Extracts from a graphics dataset
# # # #

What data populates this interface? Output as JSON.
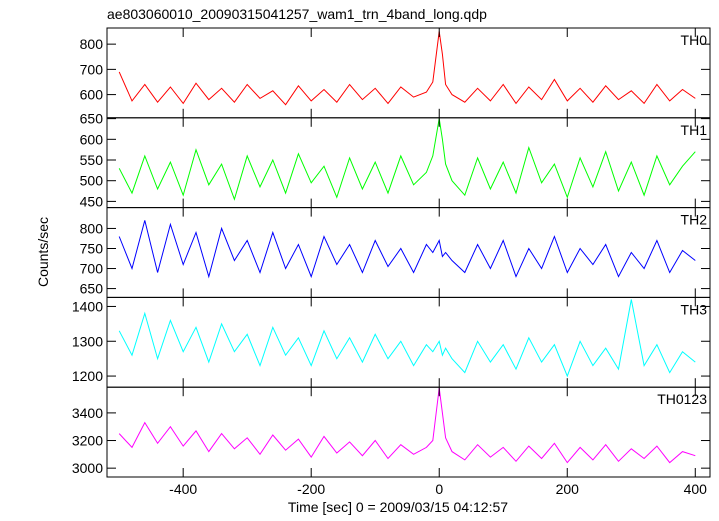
{
  "chart_data": {
    "type": "line",
    "title": "ae803060010_20090315041257_wam1_trn_4band_long.qdp",
    "xlabel": "Time [sec] 0 = 2009/03/15 04:12:57",
    "ylabel": "Counts/sec",
    "xlim": [
      -519,
      423
    ],
    "xticks": [
      -400,
      -200,
      0,
      200,
      400
    ],
    "x": [
      -500,
      -480,
      -460,
      -440,
      -420,
      -400,
      -380,
      -360,
      -340,
      -320,
      -300,
      -280,
      -260,
      -240,
      -220,
      -200,
      -180,
      -160,
      -140,
      -120,
      -100,
      -80,
      -60,
      -40,
      -20,
      -10,
      0,
      5,
      10,
      20,
      40,
      60,
      80,
      100,
      120,
      140,
      160,
      180,
      200,
      220,
      240,
      260,
      280,
      300,
      320,
      340,
      360,
      380,
      400
    ],
    "series": [
      {
        "name": "TH0",
        "color": "#ff0000",
        "ylim": [
          508,
          864
        ],
        "yticks": [
          600,
          700,
          800
        ],
        "values": [
          690,
          575,
          640,
          570,
          630,
          565,
          645,
          580,
          625,
          570,
          640,
          585,
          615,
          560,
          635,
          575,
          620,
          570,
          640,
          580,
          625,
          565,
          630,
          590,
          610,
          650,
          850,
          760,
          640,
          600,
          570,
          625,
          575,
          640,
          565,
          630,
          580,
          660,
          575,
          625,
          570,
          635,
          580,
          615,
          565,
          640,
          575,
          620,
          585
        ]
      },
      {
        "name": "TH1",
        "color": "#00ff00",
        "ylim": [
          435,
          652
        ],
        "yticks": [
          450,
          500,
          550,
          600,
          650
        ],
        "values": [
          530,
          470,
          560,
          480,
          545,
          465,
          575,
          490,
          540,
          455,
          560,
          485,
          550,
          470,
          565,
          495,
          535,
          460,
          555,
          480,
          545,
          470,
          560,
          490,
          520,
          560,
          650,
          600,
          540,
          500,
          465,
          555,
          480,
          545,
          470,
          580,
          495,
          540,
          460,
          555,
          485,
          570,
          475,
          545,
          465,
          560,
          490,
          535,
          570
        ]
      },
      {
        "name": "TH2",
        "color": "#0000ff",
        "ylim": [
          628,
          852
        ],
        "yticks": [
          650,
          700,
          750,
          800
        ],
        "values": [
          780,
          700,
          820,
          690,
          810,
          710,
          790,
          680,
          800,
          720,
          770,
          690,
          790,
          700,
          760,
          680,
          780,
          710,
          760,
          690,
          770,
          705,
          750,
          690,
          760,
          740,
          770,
          730,
          740,
          720,
          690,
          760,
          700,
          770,
          680,
          750,
          700,
          780,
          690,
          750,
          710,
          760,
          680,
          740,
          700,
          770,
          690,
          745,
          720
        ]
      },
      {
        "name": "TH3",
        "color": "#00ffff",
        "ylim": [
          1168,
          1426
        ],
        "yticks": [
          1200,
          1300,
          1400
        ],
        "values": [
          1330,
          1260,
          1380,
          1250,
          1360,
          1270,
          1340,
          1240,
          1350,
          1270,
          1320,
          1230,
          1340,
          1260,
          1310,
          1230,
          1330,
          1250,
          1310,
          1240,
          1320,
          1250,
          1300,
          1230,
          1290,
          1270,
          1300,
          1260,
          1280,
          1250,
          1210,
          1300,
          1240,
          1290,
          1220,
          1310,
          1240,
          1290,
          1200,
          1300,
          1230,
          1280,
          1220,
          1420,
          1230,
          1290,
          1210,
          1270,
          1240
        ]
      },
      {
        "name": "TH0123",
        "color": "#ff00ff",
        "ylim": [
          2936,
          3586
        ],
        "yticks": [
          3000,
          3200,
          3400
        ],
        "values": [
          3250,
          3150,
          3330,
          3180,
          3300,
          3160,
          3270,
          3120,
          3250,
          3140,
          3220,
          3100,
          3240,
          3130,
          3210,
          3080,
          3230,
          3110,
          3190,
          3090,
          3200,
          3070,
          3170,
          3100,
          3150,
          3200,
          3580,
          3400,
          3220,
          3120,
          3060,
          3170,
          3080,
          3150,
          3050,
          3160,
          3070,
          3180,
          3040,
          3150,
          3060,
          3170,
          3050,
          3140,
          3070,
          3160,
          3040,
          3120,
          3090
        ]
      }
    ]
  }
}
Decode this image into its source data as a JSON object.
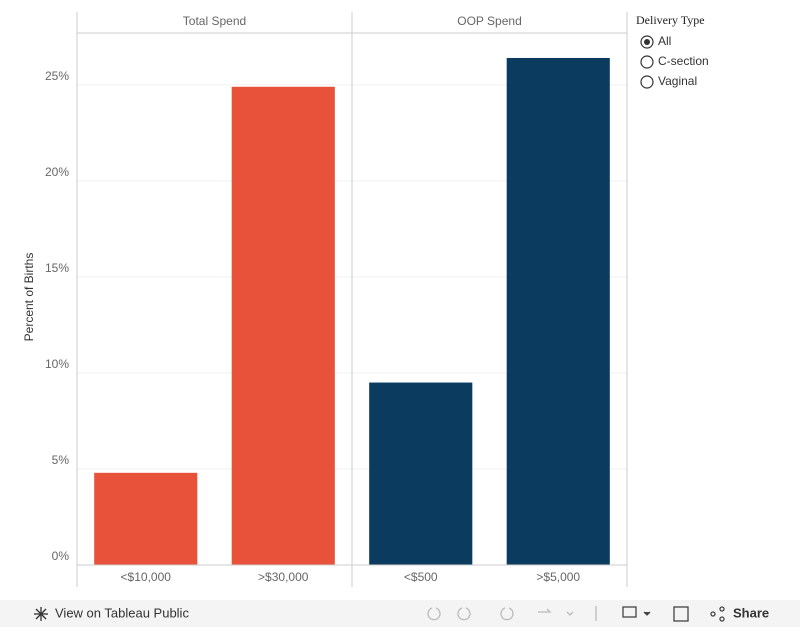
{
  "chart_data": {
    "type": "bar",
    "y_label": "Percent of Births",
    "ylim": [
      0,
      27.7
    ],
    "yticks": [
      {
        "value": 0,
        "label": "0%"
      },
      {
        "value": 5,
        "label": "5%"
      },
      {
        "value": 10,
        "label": "10%"
      },
      {
        "value": 15,
        "label": "15%"
      },
      {
        "value": 20,
        "label": "20%"
      },
      {
        "value": 25,
        "label": "25%"
      }
    ],
    "grid": true,
    "panels": [
      {
        "title": "Total Spend",
        "categories": [
          "<$10,000",
          ">$30,000"
        ],
        "values": [
          4.8,
          24.9
        ],
        "color": "#e8523a"
      },
      {
        "title": "OOP Spend",
        "categories": [
          "<$500",
          ">$5,000"
        ],
        "values": [
          9.5,
          26.4
        ],
        "color": "#0b3b5e"
      }
    ]
  },
  "filter": {
    "title": "Delivery Type",
    "options": [
      "All",
      "C-section",
      "Vaginal"
    ],
    "selected": 0
  },
  "toolbar": {
    "view": "View on Tableau Public",
    "share": "Share"
  }
}
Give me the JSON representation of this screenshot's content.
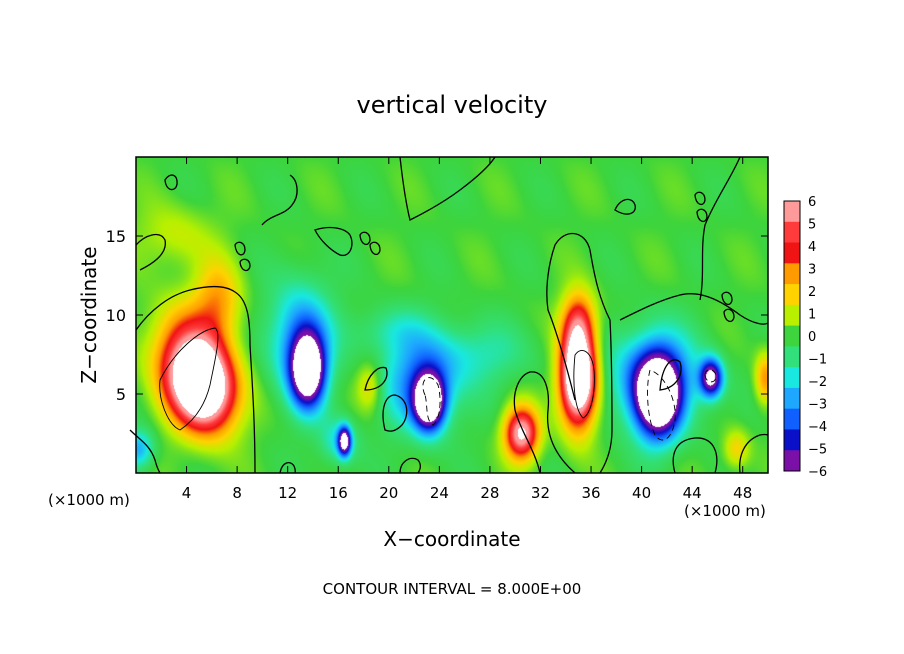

# # # #

# AIM OF THE EXERCISE
Collect the lines of the data that carry the word "this".

# RESPONSE TO THE TASK
What data populates this interface? Output as JSON.
Decode this image into its source data as a JSON object.
Give me the JSON representation of this screenshot's content.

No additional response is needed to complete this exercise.